TO BE DONE: In the records below, find each line containing the word "card" and copy it.

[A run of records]
# # # #
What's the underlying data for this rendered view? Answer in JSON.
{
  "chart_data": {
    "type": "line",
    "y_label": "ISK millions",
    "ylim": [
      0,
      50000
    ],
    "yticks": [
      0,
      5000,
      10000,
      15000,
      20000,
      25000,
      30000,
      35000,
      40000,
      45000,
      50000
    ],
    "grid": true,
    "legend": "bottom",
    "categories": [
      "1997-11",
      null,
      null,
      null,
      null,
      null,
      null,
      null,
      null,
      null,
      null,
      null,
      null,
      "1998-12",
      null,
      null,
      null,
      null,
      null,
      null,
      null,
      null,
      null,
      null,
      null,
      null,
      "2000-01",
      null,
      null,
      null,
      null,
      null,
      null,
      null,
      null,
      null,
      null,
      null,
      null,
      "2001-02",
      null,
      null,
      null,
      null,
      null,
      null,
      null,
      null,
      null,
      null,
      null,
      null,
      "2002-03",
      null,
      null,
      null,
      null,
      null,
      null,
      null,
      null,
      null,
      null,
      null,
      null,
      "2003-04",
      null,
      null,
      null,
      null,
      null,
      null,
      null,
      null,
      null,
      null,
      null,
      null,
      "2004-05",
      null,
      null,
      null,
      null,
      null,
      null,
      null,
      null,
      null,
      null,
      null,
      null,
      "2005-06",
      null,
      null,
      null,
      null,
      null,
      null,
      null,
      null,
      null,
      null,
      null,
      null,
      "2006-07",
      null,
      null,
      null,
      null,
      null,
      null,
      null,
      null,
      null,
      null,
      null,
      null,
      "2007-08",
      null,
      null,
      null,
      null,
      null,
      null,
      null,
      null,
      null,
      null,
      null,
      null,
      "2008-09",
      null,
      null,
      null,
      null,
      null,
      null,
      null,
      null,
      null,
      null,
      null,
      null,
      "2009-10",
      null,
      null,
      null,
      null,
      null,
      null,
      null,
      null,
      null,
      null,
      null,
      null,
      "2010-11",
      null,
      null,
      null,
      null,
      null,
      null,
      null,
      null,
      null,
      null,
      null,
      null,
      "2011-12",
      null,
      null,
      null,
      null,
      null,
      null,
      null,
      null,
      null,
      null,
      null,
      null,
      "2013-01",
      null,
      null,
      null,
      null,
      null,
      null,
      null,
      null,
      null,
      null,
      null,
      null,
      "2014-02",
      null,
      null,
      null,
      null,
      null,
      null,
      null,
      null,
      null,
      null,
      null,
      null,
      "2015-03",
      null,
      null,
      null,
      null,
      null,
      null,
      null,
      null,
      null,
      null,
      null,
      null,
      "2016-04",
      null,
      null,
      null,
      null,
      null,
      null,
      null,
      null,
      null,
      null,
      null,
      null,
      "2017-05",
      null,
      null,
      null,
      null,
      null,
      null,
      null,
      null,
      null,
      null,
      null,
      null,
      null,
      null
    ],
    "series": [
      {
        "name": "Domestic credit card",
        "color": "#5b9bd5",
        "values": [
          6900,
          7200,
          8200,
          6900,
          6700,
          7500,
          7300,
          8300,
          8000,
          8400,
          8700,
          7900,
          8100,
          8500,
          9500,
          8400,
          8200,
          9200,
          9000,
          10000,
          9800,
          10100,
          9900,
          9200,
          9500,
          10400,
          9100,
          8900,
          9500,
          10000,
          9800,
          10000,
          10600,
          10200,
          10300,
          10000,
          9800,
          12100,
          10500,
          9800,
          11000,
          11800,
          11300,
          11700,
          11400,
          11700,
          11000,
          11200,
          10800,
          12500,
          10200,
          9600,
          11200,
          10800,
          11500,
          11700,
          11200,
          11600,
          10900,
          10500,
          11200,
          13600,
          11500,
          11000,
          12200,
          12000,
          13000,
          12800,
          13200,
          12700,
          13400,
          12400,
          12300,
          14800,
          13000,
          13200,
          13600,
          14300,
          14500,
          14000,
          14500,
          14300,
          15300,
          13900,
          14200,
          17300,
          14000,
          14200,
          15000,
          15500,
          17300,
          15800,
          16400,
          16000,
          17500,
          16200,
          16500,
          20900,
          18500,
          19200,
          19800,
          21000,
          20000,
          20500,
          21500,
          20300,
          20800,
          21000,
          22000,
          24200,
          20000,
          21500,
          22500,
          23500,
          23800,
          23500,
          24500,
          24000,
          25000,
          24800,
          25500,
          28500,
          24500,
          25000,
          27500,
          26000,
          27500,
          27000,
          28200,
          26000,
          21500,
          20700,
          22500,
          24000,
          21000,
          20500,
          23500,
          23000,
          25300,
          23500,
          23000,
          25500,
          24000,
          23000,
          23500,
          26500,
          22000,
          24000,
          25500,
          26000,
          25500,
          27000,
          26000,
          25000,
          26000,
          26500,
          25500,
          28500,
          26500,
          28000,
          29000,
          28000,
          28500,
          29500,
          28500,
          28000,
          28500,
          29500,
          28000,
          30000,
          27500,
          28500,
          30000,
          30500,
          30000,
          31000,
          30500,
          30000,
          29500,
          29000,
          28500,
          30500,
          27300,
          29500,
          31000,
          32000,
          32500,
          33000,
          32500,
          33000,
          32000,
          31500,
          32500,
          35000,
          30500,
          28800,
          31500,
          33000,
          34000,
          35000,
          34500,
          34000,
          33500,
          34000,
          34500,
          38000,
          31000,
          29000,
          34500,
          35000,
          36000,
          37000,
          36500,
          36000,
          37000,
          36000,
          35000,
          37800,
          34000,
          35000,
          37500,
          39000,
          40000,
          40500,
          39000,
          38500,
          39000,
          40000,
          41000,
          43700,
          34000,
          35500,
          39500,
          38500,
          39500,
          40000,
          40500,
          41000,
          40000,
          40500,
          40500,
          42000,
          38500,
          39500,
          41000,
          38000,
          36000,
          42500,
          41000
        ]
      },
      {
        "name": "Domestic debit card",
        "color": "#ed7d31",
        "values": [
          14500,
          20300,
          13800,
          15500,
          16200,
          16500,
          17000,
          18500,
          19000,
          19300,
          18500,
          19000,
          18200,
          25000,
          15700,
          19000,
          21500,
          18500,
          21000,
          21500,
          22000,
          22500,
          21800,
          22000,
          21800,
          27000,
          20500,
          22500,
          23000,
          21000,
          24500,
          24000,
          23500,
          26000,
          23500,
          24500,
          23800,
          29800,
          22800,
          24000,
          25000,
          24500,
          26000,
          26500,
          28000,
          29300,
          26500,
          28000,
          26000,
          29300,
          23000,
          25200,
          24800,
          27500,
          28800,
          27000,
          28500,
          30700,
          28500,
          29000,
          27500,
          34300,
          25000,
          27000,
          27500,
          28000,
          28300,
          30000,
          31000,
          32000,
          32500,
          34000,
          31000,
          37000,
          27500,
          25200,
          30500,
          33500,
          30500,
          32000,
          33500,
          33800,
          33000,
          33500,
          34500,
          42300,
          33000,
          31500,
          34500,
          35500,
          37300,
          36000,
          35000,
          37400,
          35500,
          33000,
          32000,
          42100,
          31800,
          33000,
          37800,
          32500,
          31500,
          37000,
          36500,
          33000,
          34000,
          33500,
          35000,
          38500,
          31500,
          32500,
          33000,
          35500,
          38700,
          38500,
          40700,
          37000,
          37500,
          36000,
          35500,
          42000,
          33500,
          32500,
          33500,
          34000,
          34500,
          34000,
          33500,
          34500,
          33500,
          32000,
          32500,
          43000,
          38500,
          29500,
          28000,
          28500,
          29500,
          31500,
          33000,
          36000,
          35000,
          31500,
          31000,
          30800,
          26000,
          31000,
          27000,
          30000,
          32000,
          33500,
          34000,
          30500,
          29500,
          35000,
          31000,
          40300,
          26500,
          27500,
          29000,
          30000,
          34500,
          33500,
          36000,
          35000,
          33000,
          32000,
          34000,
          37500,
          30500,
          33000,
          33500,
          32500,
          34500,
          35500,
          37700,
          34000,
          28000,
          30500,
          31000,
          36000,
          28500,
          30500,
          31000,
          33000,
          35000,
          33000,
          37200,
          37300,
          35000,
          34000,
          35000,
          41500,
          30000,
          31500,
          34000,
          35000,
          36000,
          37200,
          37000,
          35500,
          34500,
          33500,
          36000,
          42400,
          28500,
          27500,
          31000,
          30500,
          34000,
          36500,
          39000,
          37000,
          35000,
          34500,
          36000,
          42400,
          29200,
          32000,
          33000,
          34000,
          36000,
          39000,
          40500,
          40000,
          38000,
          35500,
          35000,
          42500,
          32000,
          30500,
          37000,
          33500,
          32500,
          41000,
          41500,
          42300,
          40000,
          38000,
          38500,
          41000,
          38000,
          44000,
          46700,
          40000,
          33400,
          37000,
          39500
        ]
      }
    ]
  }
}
# # # #
SOLUTION:
        "name": "Domestic credit card",
        "name": "Domestic debit card",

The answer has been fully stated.